▸ WHAT TO PRODUCE
Filter the entries below, keeping only lines with the word "EKSAMEN".

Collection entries
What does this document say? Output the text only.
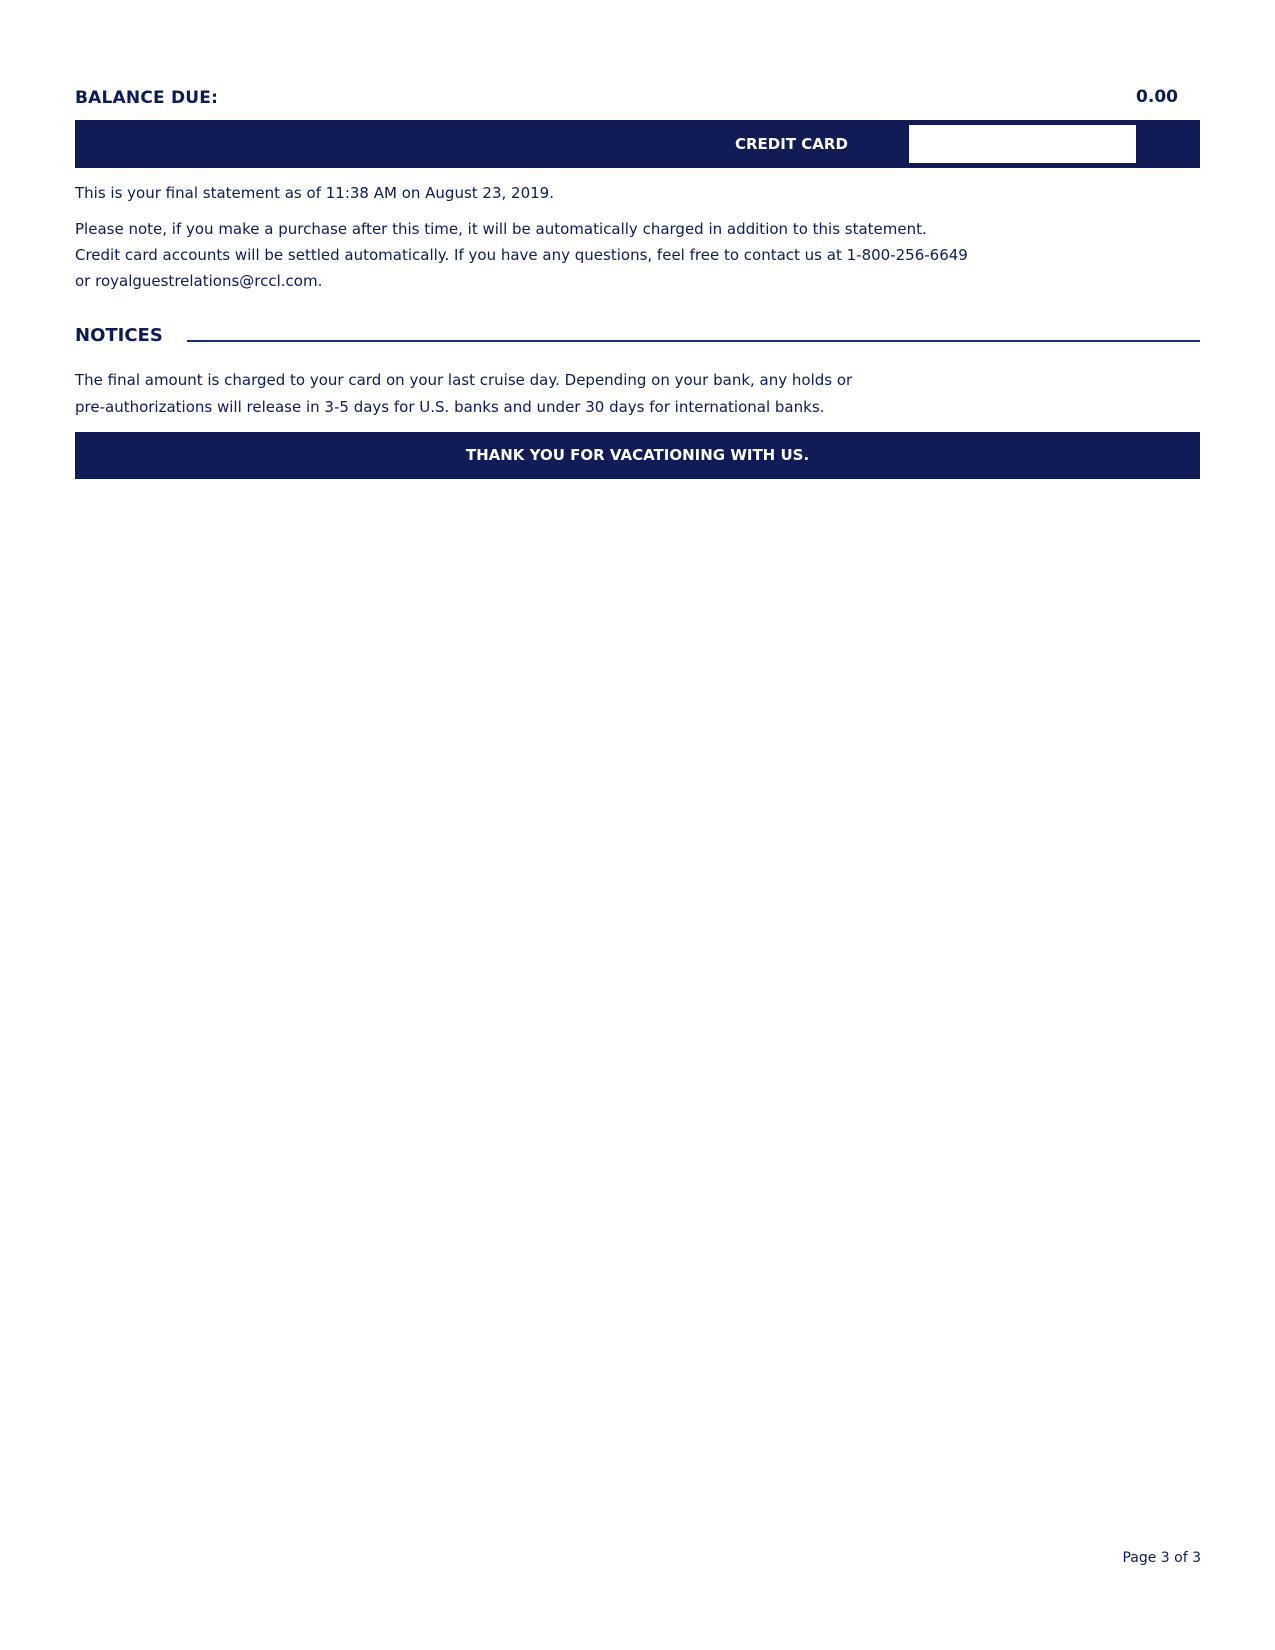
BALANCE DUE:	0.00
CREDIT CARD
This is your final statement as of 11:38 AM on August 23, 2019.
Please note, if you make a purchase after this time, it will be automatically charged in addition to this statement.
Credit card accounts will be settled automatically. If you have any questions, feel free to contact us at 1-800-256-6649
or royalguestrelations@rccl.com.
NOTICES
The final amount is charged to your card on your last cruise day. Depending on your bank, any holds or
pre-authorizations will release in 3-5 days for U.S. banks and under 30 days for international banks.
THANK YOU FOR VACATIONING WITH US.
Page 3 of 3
...
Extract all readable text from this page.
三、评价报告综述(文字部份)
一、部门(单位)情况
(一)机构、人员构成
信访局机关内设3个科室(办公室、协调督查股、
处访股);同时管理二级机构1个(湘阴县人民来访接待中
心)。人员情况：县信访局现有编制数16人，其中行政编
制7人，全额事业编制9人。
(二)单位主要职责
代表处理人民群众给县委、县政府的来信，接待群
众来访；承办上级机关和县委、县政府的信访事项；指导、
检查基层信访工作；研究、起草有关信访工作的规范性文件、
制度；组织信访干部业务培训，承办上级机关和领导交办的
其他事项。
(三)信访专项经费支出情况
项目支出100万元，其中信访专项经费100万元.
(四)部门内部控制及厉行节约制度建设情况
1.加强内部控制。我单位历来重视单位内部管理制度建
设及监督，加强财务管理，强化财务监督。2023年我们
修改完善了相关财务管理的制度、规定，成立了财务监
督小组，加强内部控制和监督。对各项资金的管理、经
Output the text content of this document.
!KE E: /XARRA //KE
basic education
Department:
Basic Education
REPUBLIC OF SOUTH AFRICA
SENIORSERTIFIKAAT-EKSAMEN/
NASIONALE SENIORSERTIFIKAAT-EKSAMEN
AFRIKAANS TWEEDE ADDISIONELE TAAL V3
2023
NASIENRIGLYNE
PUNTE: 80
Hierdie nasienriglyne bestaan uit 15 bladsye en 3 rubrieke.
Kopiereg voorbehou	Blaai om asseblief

▸ OUTPUT FOR THIS TASK
SENIORSERTIFIKAAT-EKSAMEN/
NASIONALE SENIORSERTIFIKAAT-EKSAMEN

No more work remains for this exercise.